● **Directions for this task**
Repeat the data below exactly, dropping any pictures it holds.

● **Data for the task**

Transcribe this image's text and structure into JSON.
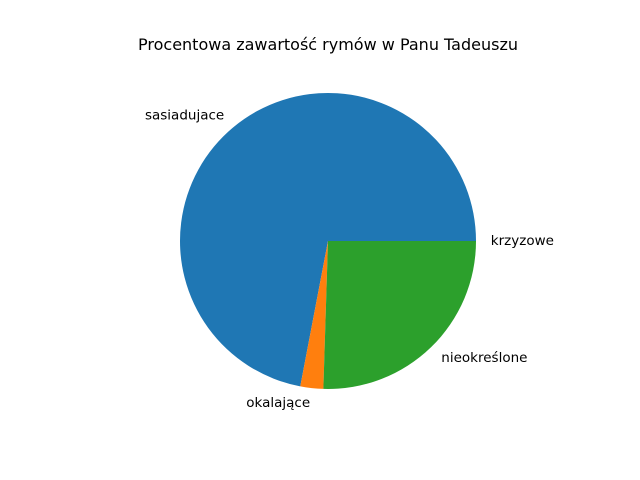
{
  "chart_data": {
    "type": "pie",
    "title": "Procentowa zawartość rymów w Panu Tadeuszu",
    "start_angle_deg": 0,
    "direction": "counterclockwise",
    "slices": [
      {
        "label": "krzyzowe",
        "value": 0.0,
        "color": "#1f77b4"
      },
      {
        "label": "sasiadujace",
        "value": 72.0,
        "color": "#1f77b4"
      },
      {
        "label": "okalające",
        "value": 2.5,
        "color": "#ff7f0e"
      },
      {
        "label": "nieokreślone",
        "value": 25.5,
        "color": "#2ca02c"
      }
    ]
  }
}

● **Output of the exercise**
Transcribe this image's text and structure into JSON.
{
  "chart_data": {
    "type": "pie",
    "title": "Procentowa zawartość rymów w Panu Tadeuszu",
    "start_angle_deg": 0,
    "direction": "counterclockwise",
    "slices": [
      {
        "label": "krzyzowe",
        "value": 0.0,
        "color": "#1f77b4"
      },
      {
        "label": "sasiadujace",
        "value": 72.0,
        "color": "#1f77b4"
      },
      {
        "label": "okalające",
        "value": 2.5,
        "color": "#ff7f0e"
      },
      {
        "label": "nieokreślone",
        "value": 25.5,
        "color": "#2ca02c"
      }
    ]
  }
}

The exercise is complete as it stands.